§ **Selected extract**:
/ 2 September 2022

Suspended public protector Busisiwe Mkhwebane spare with truth, records

Mkhwebaneed 398074
Former public protector Busisiwe Mkhwebane. (Leila Dougan/Daily Maverick/Gallo Images)

Suspended public protector Busisiwe Mkhwebane has said almost nothing so far in the public hearings of the parliamentary committee that may recommend her impeachment. 

MPs have not heard what motivated her to rely on the input of intelligence officials to recommend reviewing the mandate of the South African Reserve Bank or to prefer, on the telling of colleagues, not to implicate politicians in the Vrede dairy farm scandal and to ignore the windfall that was the Gupta Leaks emails. 

Nor do they have her version of why she dissimulated in court proceedings that she had a copy of the classified report of the office of the inspector general of intelligence (OIGI) on the high-risk investigations unit set up within the South African Revenue Service (Sars)

in 2007.   

Mkhwebane was in caught in a lie on the latter when her legal counsel, in heads of argument filed to the high court, revealed that she “carefully studied the OIGI report” before reaching the same conclusion contained in it — that the unit qualified as “rogue” was established unlawfully and had conducted illegal intelligence gathering operations. 

That false narrative was kept alive in part by the Economic Freedom Fighters, whose deputy leader Floyd Shivambu not only filed the complaint that spurred Mkhwebane’s investigation but forwarded the then top secret report of late inspector general of intelligence, Faith Radebe, to her office.

This was revealed by Ponatshego Mogaladi, the executive manager of investigations at the office of the public protector. Shivambu sent the report to Mogaladi through email and WhatsApp after a meeting on 8 December 2018. He had requested the meeting to “present evidence” in the investigation into the Sars unit.

Mkhwebane accepted the contents as evidence and Pravin Gordhan, who was the Sars commissioner when the unit was set up and learned of her findings through the media, took her report on review. 

The court found that she “allowed her important office to be used to try and resuscitate a long-dead fake news propaganda fiction” and had flouted the standards demanded of her by failing to consult the parties implicated in her report before publishing it.

Mogaladi’s testimony underscores the court’s conclusion that Mkhwebane was not truthful when she claimed during the litigation that an anonymous source had left the report at her office. 

“The public protector now claims that she subsequently received the OIGI report from an anonymous source who left it at her office. This turn of events is disturbing to say the least and it is difficult to label the public protector’s conduct in this regard as anything else but dishonest,” the court held.

The court ruling is among those that informed the advice of an independent panel to parliament that there was prima facie evidence of misconduct and incompetence on Mkhwebane’s part, and cause to appoint a section 194 committee to consider this further. 

Among them was her 2017 Absa-Bankorp report in which Mkhwebane “grossly overreached and exceeded the bounds of her powers in terms of the Constitution and the PPA (Public Protector Act) by unconstitutionally trenching on parliament’s exclusive authority when she directed parliament to initiate a process to amend the Constitution”, the panel said.

§ **Material**:
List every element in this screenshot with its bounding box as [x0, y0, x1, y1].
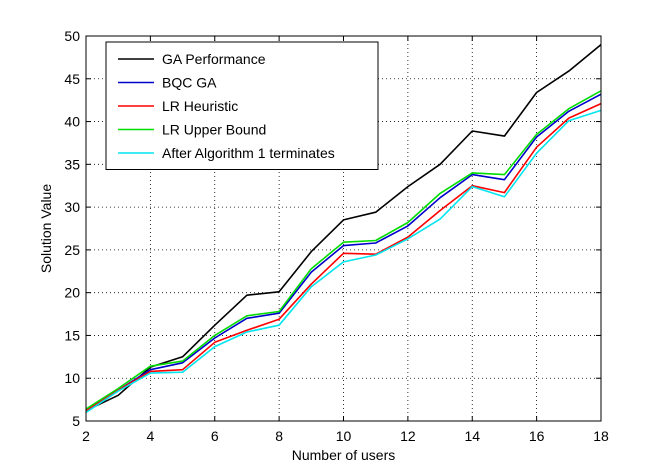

§ **What you will do**:
1) Decide whether each statement agrees with the Mkhwebane article: (a) Floyd Shivambu sent the OIGI report to Mogaladi by email and WhatsApp; (b) Pravin Gordhan heard about her findings directly from the public protector's office; (c) the Absa-Bankorp report dates from 2019. Answer yes or no for each, and quote the words from the article that settle it.
2) Pick up the Mkhwebane article after its last sentence and keep writing it.
You won't need the listing for any of this.

§ **Answers provided**:
1)
(a) Yes: "Shivambu sent the report to Mogaladi through email and WhatsApp after a meeting on 8 December 2018."
(b) No: "learned of her findings through the media"
(c) No: "her 2017 Absa-Bankorp report"

2)
In July, the section 194 committee heard testimony from advocate Tebogo Kekana, a former senior investigator in the public protector’s office, that the recommendation was not in the preliminary report on the matter but materialised after two unusual meetings with members of the State Security Agency (SSA).

In attendance at the first was then director general of the SSA, Arthur Fraser. Kekana testified that Mkhwebane told him not to record the meeting or take notes. After the meeting, she instructed him to change the preliminary report to include a recommendation that the central bank be nationalised.

A second meeting followed where SSA official Maiendra Moodley submitted a single sheet of paper containing the recommendation that parliament do the necessary to amend the bank’s primary objective to that of promoting economic growth and ensuring the “economic well-being” of citizens. 

Kekana said he never understood why Mkhwebane insisted on writing this into the report, because he did not understand its relevance to the investigation into the R1.125-billion lifeline the Reserve Bank extended to Bankorp in the apartheid era.

He further testified that the instructions from the SSA were never disclosed in the course of the court review of the report as Mkhwebane did not want earlier drafts of the report in the rule 53 court record. When her lawyer objected to this approach, she briefed new counsel.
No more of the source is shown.